WORK TO COMPLETE -> Copy out each line of the listing that has the word "NENOUNEꝊRS" in it.

::: AVAILABLE RECORDS

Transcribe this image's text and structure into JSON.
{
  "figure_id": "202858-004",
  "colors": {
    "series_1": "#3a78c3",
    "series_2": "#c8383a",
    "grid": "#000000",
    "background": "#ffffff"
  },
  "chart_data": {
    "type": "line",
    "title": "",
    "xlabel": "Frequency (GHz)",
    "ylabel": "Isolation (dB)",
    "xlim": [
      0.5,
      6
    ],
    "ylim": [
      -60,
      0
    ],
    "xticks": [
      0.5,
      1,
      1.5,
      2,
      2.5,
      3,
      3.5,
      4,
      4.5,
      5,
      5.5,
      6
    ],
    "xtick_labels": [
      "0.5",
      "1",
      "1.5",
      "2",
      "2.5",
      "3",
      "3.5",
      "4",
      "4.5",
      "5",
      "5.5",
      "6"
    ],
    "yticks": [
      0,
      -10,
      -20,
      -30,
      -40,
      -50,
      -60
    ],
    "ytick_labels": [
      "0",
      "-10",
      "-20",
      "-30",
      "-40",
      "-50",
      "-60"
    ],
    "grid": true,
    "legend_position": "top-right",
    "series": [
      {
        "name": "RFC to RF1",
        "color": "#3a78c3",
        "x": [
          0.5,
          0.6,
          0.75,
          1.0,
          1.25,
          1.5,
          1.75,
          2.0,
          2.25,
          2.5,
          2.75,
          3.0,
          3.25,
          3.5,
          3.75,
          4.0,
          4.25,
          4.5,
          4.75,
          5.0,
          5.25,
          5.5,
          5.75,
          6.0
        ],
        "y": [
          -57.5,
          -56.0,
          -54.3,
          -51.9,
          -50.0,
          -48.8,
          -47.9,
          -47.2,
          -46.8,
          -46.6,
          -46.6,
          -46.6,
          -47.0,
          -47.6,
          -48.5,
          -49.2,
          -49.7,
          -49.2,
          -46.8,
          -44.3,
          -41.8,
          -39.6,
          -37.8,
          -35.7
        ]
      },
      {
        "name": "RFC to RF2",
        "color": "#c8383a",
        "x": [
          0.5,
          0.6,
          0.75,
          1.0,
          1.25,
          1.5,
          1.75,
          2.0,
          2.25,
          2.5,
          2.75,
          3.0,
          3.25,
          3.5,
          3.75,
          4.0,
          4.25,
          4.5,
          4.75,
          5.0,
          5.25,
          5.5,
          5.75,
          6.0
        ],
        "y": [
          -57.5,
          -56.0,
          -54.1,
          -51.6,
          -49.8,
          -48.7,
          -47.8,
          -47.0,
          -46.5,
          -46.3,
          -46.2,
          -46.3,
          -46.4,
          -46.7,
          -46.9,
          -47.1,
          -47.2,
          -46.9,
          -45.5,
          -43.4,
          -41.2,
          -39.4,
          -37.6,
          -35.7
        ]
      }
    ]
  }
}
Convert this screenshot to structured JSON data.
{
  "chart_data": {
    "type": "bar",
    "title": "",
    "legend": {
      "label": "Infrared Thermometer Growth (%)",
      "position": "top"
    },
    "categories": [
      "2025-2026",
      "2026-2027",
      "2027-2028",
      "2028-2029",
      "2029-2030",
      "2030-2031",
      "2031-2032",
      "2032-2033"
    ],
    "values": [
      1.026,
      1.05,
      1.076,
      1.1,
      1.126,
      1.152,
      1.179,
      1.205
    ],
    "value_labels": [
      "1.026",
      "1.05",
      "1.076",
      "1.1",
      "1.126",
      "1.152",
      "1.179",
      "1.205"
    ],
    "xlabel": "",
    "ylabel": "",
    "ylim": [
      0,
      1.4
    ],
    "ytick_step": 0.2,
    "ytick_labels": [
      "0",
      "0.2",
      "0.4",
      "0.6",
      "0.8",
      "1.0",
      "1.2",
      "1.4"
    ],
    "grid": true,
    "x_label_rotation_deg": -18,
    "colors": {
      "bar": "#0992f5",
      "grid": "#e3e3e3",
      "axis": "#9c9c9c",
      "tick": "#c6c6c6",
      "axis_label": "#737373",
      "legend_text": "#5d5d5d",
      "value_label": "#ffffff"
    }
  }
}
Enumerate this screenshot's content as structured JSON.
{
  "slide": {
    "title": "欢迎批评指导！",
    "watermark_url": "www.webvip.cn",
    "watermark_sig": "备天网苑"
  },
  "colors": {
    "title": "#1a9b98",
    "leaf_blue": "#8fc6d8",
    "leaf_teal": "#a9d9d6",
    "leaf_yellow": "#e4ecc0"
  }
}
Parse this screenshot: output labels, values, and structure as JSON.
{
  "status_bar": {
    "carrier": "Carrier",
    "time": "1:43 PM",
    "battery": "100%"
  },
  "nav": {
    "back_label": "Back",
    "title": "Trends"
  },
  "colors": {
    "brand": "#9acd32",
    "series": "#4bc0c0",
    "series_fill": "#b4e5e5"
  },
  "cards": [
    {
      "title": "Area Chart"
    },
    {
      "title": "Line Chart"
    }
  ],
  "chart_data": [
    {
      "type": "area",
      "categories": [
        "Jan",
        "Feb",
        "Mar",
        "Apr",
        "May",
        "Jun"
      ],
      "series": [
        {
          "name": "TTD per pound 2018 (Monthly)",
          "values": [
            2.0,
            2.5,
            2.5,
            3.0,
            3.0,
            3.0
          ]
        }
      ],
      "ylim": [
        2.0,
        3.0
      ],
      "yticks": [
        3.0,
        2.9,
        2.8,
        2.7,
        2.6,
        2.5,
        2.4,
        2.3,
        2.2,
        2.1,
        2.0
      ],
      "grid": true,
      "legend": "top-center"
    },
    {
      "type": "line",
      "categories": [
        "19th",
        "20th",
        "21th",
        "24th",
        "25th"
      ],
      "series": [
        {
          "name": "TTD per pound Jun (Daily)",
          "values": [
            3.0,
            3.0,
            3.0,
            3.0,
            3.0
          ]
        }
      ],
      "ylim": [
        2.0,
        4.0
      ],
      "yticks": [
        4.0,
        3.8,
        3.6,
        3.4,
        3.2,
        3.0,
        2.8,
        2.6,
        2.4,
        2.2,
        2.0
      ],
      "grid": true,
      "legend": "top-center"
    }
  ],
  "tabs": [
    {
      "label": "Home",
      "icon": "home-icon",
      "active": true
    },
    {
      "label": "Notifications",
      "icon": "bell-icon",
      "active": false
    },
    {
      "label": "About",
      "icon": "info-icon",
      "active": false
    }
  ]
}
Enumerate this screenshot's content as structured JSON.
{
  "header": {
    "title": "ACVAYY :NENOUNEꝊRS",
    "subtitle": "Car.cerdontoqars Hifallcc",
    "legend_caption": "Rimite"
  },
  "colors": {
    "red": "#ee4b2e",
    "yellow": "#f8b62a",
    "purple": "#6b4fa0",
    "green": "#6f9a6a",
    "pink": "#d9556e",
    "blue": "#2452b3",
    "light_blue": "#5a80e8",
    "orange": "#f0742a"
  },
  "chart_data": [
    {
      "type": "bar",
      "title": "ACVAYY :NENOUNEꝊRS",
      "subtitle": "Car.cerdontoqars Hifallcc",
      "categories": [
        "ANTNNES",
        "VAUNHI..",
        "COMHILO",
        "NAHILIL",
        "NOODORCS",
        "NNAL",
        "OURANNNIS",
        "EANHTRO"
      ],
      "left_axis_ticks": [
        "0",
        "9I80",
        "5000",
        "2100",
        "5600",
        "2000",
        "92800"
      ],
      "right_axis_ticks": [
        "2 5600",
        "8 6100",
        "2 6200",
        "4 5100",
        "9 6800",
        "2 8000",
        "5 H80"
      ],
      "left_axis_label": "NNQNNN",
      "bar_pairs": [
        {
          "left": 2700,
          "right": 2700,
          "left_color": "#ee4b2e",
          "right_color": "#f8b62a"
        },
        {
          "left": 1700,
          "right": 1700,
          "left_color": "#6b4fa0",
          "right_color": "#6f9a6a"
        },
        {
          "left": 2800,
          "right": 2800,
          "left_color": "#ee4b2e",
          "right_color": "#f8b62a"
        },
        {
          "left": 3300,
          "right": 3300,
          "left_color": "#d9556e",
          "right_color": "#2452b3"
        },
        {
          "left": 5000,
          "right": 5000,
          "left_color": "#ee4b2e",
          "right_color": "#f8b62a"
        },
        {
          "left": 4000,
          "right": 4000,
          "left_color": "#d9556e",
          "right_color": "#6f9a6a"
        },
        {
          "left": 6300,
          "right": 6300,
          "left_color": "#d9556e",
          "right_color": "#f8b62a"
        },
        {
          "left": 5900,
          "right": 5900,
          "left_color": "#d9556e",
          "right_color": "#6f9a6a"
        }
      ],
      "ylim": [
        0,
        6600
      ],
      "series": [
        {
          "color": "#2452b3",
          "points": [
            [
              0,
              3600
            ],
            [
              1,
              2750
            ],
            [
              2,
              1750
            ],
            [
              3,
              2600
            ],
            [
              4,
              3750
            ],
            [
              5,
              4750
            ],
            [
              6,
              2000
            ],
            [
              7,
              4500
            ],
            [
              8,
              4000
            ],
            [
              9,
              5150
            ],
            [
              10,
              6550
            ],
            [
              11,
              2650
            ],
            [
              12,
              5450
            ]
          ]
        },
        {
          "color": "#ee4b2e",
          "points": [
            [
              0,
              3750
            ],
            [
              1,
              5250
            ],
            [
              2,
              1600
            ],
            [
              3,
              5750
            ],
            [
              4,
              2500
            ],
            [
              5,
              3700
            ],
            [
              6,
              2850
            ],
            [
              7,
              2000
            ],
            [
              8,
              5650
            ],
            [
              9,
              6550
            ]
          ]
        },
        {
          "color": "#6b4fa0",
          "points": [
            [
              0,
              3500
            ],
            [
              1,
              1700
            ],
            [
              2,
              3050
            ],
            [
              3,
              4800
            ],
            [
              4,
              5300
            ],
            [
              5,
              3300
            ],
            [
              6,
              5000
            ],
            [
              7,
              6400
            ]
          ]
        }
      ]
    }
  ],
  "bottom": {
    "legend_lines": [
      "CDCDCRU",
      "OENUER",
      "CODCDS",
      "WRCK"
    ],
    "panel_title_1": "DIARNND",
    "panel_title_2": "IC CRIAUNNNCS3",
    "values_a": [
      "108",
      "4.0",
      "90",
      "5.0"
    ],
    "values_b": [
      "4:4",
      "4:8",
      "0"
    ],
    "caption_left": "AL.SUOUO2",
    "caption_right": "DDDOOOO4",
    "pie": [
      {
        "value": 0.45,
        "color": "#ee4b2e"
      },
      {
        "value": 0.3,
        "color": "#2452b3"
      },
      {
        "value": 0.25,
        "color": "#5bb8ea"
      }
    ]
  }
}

::::::

THE ANSWER ->
    "title": "ACVAYY :NENOUNEꝊRS",
      "title": "ACVAYY :NENOUNEꝊRS",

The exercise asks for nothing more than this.